-- Bron --
Kermis in Sint-Truiden

KERMIS, EEN TRADITIE

De laatste zondag van augustus is een hoogdag in Sint-Truiden. Het is de eerste zondag van de grote kermis en de dat bij uitstek dat uitgeweken Truienaars massaal terugkomen om bij de familie kermis te vieren. Kermisgangers zijn er de hele week tot uitvaart kermis en als het kan nog een paar dagen meer.

Hoe oud is de kermis?

Alleszins ouder dan 1480 toen er een jaarmarkt aan de kermis werd gekoppeld. Kermis(kerkmis) is het feest van de kerkwijding en al van oudsher werd dat gevierd met een processie en daar kwamen allerlei feestelijkheden bij. Zo een kermis bestaat in iedere parochie en ook van de Sint-Truidense abdijkerk werd het kerkwijdingsfeest gevierd, namelijk op 29 september, het feest van Sint-Michiel. Die dagwas in de Middeleeuwen het begin van een grote jaarmarkt die een paar weken duurde.

Met die jaarmarkt ging het op het einde van de vijftiende eeuw minder goed. In 1480 stond de prins-bisschop, de vorst in het Land van Luik waartoe Sint-Truiden behoorde, een nieuwe jaarmarkt toe. Hij ordonneerde dat binnen onze stad van Sint-Truiden van nu voortaan ten eeuwigen dagen, alle jaren een vrije jaarmarkt zal gehouden worden, beginnend ieder jaar op zaterdag voor dat Onze-Lieve-Vrouw gedragen wordt durende vijftien dagen lang. Met de “dag dat Onze-Lieve-Vrouw wordt gedragen” wordt de processie en dus het kermisfeest van Onze-Lieve-Vrouwkerk, de belangrijke stadskerk bedoeld. Met de stichting van een jaarmarkt werd die kermis de Grote kermis van de stad. Zo een jaarmarkt is niet alleen commercieel belangrijk, het is ook een feestelijk gebeuren waarvan het begin wordt aangekondigd met trompetgeschal.

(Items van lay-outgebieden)
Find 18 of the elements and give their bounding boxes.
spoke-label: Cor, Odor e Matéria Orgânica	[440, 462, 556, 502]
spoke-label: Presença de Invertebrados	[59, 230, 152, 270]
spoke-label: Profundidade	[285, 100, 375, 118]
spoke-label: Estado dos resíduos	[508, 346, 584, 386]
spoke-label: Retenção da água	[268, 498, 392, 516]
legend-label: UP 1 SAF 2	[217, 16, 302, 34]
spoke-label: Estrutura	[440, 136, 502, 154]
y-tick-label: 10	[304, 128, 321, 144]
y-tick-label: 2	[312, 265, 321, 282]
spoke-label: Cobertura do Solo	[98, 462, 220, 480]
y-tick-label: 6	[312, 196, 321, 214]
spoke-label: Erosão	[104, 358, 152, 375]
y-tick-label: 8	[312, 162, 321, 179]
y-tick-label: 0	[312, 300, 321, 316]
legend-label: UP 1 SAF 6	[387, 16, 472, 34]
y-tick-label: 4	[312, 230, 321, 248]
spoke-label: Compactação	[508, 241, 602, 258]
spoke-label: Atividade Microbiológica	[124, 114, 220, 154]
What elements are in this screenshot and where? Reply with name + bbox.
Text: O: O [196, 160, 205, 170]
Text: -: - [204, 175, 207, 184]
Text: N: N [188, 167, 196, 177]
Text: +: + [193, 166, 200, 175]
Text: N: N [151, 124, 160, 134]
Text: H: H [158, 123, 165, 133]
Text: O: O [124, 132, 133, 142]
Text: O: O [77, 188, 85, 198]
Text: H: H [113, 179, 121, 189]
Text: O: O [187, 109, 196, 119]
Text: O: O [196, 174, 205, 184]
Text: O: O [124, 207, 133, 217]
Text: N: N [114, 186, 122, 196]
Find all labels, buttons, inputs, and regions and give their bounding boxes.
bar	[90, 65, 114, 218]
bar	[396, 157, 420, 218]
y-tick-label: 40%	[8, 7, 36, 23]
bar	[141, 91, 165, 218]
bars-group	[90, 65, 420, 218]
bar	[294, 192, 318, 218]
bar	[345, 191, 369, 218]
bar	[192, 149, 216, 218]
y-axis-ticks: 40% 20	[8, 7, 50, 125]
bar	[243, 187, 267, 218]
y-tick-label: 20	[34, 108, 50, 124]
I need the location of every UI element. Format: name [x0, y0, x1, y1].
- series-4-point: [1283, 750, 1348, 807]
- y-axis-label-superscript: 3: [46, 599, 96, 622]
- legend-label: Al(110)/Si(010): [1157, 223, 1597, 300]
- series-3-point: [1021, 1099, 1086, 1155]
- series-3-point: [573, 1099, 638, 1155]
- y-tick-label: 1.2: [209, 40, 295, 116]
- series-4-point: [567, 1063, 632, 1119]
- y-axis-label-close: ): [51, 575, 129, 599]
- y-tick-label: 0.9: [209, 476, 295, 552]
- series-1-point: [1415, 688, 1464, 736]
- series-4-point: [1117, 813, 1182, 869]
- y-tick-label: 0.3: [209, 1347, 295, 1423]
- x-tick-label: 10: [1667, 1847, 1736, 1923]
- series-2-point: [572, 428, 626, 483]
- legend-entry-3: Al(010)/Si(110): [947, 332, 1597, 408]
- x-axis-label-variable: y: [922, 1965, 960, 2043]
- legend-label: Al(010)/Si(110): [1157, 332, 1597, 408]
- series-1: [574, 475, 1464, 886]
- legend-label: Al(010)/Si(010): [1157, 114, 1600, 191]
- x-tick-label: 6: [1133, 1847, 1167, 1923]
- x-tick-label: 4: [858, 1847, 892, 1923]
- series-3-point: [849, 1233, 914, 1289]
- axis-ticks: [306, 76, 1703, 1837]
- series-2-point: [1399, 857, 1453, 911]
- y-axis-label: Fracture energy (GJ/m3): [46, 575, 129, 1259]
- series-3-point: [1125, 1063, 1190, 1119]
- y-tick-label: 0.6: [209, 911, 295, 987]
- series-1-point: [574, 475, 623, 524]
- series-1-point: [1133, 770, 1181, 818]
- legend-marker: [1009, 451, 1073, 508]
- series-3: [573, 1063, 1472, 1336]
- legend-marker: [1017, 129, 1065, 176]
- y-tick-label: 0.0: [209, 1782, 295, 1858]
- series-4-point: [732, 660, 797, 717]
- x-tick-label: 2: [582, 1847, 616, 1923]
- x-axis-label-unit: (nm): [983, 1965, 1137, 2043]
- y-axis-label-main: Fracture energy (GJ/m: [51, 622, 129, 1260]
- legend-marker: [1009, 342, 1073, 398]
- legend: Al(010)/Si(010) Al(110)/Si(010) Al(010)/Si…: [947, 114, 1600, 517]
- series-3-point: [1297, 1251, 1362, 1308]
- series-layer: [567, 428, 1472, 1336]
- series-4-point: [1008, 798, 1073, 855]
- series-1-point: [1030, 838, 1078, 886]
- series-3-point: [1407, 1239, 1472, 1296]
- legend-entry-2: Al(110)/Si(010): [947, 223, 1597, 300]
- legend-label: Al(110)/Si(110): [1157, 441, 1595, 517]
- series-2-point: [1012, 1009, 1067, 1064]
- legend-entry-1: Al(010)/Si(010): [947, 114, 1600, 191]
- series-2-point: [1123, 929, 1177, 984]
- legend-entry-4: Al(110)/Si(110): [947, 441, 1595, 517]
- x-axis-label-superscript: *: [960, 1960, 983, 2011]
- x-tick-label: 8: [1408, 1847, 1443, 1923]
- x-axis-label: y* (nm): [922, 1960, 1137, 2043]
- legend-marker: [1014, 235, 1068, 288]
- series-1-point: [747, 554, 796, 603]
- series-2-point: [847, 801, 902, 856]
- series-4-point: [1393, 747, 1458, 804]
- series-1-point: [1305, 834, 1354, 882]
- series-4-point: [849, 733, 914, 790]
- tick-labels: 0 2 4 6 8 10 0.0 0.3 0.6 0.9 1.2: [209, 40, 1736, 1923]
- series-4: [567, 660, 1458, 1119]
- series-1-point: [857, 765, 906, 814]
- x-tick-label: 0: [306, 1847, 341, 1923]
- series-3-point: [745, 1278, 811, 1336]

-- Opdrachtdoel --
Kun je de alinea uit de bron die begint met „Alleszins ouder dan 1480” herschrijven als een korte opsomming, met behoud van de belangrijkste feiten?

-- Het antwoord --
- De kermis is zeker ouder dan 1480, het jaar waarin er een jaarmarkt aan werd gekoppeld.
- Kermis (kerkmis) is het feest van de kerkwijding, van oudsher gevierd met een processie en allerlei feestelijkheden.
- Elke parochie heeft zo'n kermis. Ook het kerkwijdingsfeest van de Sint-Truidense abdijkerk werd gevierd, op 29 september, het feest van Sint-Michiel.
- In de Middeleeuwen begon op die dag een grote jaarmarkt van een paar weken.